* _DESCRIPTION OF THE TASK_: Copy every line in the records below that contains the word "creating".

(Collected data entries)
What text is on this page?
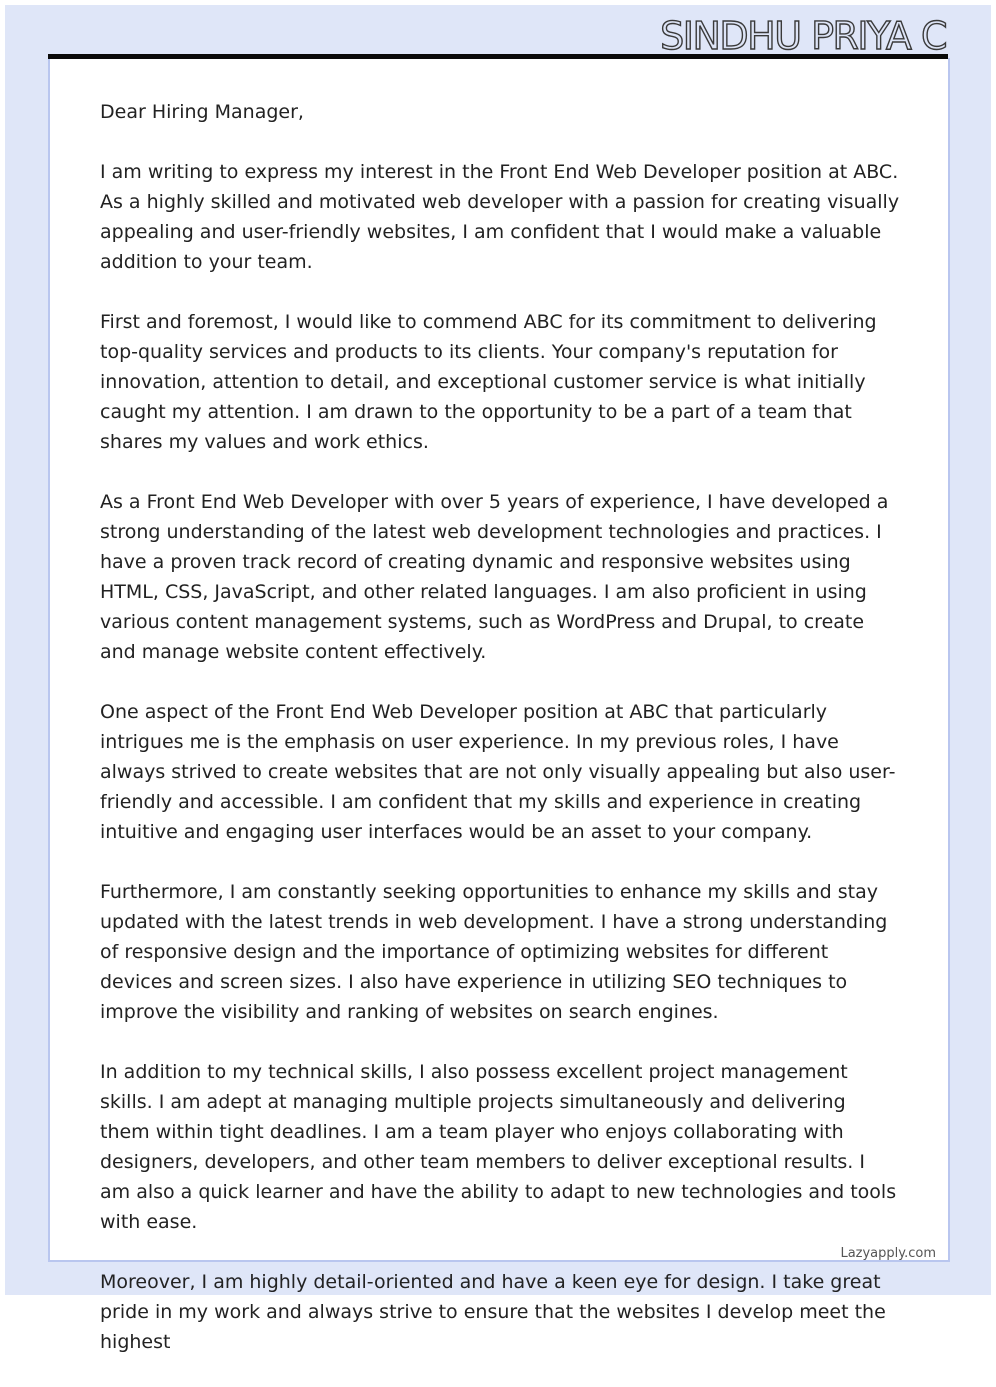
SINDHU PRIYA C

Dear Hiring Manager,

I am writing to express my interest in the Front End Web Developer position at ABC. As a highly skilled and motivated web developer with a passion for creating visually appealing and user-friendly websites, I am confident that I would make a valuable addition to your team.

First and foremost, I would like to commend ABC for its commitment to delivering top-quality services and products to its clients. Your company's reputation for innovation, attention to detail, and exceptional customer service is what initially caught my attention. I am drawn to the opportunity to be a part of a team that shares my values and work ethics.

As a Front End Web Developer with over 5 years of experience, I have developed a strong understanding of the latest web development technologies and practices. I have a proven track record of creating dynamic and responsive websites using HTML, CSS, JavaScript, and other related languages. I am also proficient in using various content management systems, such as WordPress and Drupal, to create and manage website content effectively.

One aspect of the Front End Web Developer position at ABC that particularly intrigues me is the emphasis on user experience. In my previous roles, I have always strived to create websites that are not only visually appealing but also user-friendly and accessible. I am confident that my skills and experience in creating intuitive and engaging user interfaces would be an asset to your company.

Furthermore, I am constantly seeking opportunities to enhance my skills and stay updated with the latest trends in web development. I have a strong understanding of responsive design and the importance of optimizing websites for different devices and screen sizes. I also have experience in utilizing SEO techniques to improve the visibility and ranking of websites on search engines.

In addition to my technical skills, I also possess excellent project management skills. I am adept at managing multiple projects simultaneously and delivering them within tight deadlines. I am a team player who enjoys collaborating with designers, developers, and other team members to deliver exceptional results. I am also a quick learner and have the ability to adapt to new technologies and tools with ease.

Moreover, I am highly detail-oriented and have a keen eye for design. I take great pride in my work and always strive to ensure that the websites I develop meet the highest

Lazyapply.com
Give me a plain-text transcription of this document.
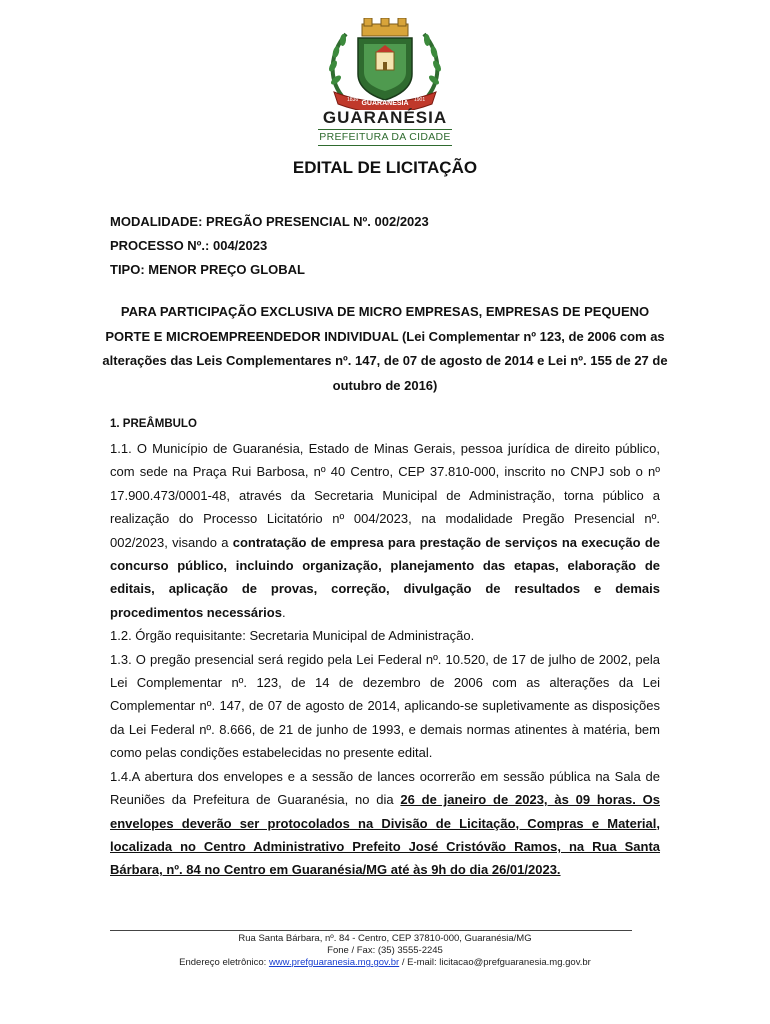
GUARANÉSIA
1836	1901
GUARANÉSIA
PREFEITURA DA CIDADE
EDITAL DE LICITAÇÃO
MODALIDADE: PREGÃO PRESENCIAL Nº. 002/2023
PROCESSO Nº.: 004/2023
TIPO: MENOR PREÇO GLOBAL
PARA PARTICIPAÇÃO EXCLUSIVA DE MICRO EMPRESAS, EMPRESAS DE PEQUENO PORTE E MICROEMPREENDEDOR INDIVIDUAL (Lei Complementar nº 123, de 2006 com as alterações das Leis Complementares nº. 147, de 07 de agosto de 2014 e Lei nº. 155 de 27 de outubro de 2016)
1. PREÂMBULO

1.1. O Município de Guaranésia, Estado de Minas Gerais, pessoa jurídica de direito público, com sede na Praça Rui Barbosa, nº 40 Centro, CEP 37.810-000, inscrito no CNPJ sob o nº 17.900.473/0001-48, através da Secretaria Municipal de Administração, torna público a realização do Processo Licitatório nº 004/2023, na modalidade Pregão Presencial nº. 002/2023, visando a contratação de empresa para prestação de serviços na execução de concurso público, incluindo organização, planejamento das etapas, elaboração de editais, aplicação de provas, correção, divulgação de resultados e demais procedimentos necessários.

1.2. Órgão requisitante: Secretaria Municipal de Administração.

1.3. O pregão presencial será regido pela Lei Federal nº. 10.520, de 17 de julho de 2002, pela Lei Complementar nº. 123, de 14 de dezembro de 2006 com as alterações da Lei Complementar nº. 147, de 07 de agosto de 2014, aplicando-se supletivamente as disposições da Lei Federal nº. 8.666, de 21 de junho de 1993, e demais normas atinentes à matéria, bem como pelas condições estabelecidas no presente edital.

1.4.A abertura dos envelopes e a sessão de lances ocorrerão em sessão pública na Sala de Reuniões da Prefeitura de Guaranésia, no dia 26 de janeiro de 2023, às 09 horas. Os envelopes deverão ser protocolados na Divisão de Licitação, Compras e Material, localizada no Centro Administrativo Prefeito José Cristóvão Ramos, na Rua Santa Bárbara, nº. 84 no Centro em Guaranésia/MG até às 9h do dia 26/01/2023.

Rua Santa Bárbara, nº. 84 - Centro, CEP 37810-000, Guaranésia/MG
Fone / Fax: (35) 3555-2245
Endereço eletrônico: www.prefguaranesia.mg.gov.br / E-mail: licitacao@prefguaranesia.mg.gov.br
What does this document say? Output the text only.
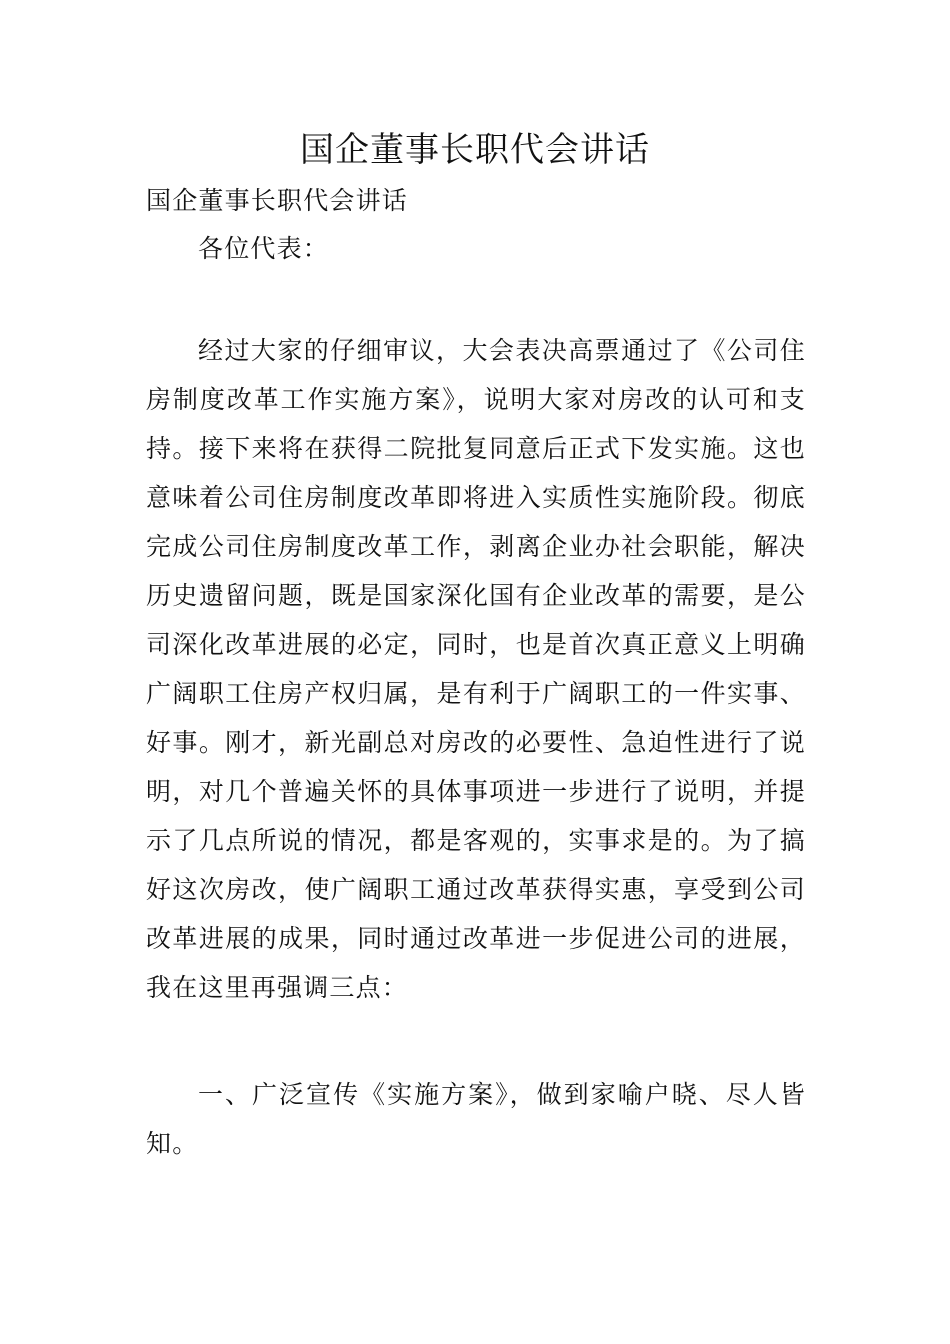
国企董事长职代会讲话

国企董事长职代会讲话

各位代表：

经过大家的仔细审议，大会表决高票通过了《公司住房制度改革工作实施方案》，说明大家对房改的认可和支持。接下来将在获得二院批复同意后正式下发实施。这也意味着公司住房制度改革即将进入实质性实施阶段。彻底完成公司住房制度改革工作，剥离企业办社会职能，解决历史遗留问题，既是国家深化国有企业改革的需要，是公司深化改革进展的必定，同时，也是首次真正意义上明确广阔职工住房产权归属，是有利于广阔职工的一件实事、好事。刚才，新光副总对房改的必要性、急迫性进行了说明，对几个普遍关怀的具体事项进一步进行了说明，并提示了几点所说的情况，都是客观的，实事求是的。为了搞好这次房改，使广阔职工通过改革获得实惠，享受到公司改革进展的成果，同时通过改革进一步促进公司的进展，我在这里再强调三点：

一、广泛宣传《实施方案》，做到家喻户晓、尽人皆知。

* _SOLUTION BELOW_:
I am writing to express my interest in the Front End Web Developer position at ABC. As a highly skilled and motivated web developer with a passion for creating visually appealing and user-friendly websites, I am confident that I would make a valuable addition to your team.
As a Front End Web Developer with over 5 years of experience, I have developed a strong understanding of the latest web development technologies and practices. I have a proven track record of creating dynamic and responsive websites using HTML, CSS, JavaScript, and other related languages. I am also proficient in using various content management systems, such as WordPress and Drupal, to create and manage website content effectively.
One aspect of the Front End Web Developer position at ABC that particularly intrigues me is the emphasis on user experience. In my previous roles, I have always strived to create websites that are not only visually appealing but also user-friendly and accessible. I am confident that my skills and experience in creating intuitive and engaging user interfaces would be an asset to your company.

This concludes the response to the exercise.